Fabrizio Tonello: Presidenziali. L'incubo Florida dilaga

29 Ottobre 2004
La notte elettorale del 2 novembre rischia di essere molto lunga, negli Stati Uniti. Non ci sarebbe per nulla da stupirsi se il caso Florida del 2000, con migliaia di voti da ricontare, prolungate battaglie legali e una decisione finale della Corte Suprema, si ripetesse quest'anno moltiplicato per dieci: tanti sono, infatti, gli stati in cui i candidati sono statisticamente alla pari e quindi la vittoria potrebbe essere decisa da una manciata di schede. E' perfettamente possibile che in Minnesota, Ohio, Wisconsin, Iowa, Arkansas, West Virginia, Florida, Nevada, Colorado e New Mexico si debba contare fino all'ultimo voto, compresi i "voti provvisori" e i voti per posta che dovranno essere esaminati uno a uno. Nel 2000, per esempio, circa 100.000 persone fecero ricorso ai "voti provvisori" nel solo Ohio, il che corrispondeva al 2% dei 4,7 milioni di voti espressi. Difficile attribuire questo stato, che è decisivo tanto per Bush quanto per Kerry, sulla base degli exit polls e non dei conteggi definitivi.
Dopo la farsa della Florida, nel 2002, il Congresso approvò una legge chiamata ‟Help America Vote Act”
Alcuni stati, come la Florida il cui governatore è sempre Jeb Bush, hanno usato la legge per aggravare una discriminazione nei confronti delle minoranze che già si era rivelata palese nel 2000. Hanno appaltato la compilazione delle liste elettorali a una ditta privata (di simpatie repubblicane) che ha nuovamente escluso tutti i condannati a una pena detentiva, anche in altri stati e anche quando si trattava di infrazioni minori come la guida in stato di ubriachezza. Molti elettori erano stati inoltre cancellati dalle liste pur non essendo mai stati condannati, o semplicemente perché avevano nomi simili a quelli di persone che avrebbero dovuto essere escluse. Questo trucchetto fruttò, nel 2000, l'esclusione dal voto di ben 55.000 afroamericani, che presumibilmente avrebbero votato al 90% per il candidato democratico, portandogli quindi 50.000 voti, cento volte di più del margine di 537 voti in base al quale Bush fu dichiarato vincitore in Florida e, quindi, presidente degli Stati Uniti.
Quest'anno era possibile votare a partire dalla settimana scorsa, ma il grosso dei cittadini si recherà ai seggi martedì 2 novembre e non è detto che trovino il loro nome al posto giusto, che abbiano compilato correttamente i moduli per iscriversi e quant'altro. I problemi saranno tanto più gravi in quanto il numero di nuovi elettori che i due partiti hanno fatto di tutto per registrare è, in Florida, di 2 milioni, in Ohio di 750.000. Saranno loro a fare la differenza.
La buona notizia per Kerry è che, tra gli elettori incerti e tra i nuovi elettori, gode di un ampio margine di vantaggio su Bush. Mentre, secondo gli ultimi sondaggi Gallup, Pew e Rasmussen, i due candidati sono in parità a livello nazionale, tra i giovani e tra chi voterà per la prima volta, Kerry gode di un margine che oscilla tra i 10 e i 15 punti percentuali. Se, quindi, la partecipazione al voto stabilirà un nuovo record, come sembra (dovrebbe essere perfino più elevata di quella del 1992) e se le minoranze si recheranno a votare in massa, in particolare neri e ispanici, Kerry dovrebbe prevalere.

» Consegna 1:
Quali righe contengono la stringa "value"? Raccoglile tutte e riportale per intero.
L'articolo e le righe non hanno alcun legame tra loro.

[Righe dei riquadri degli elementi]
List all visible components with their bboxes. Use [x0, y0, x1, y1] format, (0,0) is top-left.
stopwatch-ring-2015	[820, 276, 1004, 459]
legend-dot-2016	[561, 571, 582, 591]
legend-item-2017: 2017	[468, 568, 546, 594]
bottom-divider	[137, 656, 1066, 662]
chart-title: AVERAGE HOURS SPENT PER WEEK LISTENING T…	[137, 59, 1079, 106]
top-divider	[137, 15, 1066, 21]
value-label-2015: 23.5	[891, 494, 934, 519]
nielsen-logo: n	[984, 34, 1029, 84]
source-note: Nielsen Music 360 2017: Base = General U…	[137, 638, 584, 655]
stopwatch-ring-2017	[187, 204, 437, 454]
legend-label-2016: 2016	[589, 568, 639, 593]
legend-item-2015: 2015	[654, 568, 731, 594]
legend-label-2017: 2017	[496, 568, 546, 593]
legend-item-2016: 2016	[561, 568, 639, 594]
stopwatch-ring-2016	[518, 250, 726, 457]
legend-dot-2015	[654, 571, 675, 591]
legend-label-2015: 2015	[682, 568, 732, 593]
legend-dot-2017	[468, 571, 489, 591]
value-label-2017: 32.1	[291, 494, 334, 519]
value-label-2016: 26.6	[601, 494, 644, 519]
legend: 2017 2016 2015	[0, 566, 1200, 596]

» Consegna 2:
Copia dall'articolo sulle presidenziali tutto ciò che va da "Quest'anno era possibile" giù fino a "fare la differenza." compreso.

» Risposta 1:
value-label-2015: 23.5	[891, 494, 934, 519]
value-label-2017: 32.1	[291, 494, 334, 519]
value-label-2016: 26.6	[601, 494, 644, 519]

» Risposta 2:
Quest'anno era possibile votare a partire dalla settimana scorsa, ma il grosso dei cittadini si recherà ai seggi martedì 2 novembre e non è detto che trovino il loro nome al posto giusto, che abbiano compilato correttamente i moduli per iscriversi e quant'altro. I problemi saranno tanto più gravi in quanto il numero di nuovi elettori che i due partiti hanno fatto di tutto per registrare è, in Florida, di 2 milioni, in Ohio di 750.000. Saranno loro a fare la differenza.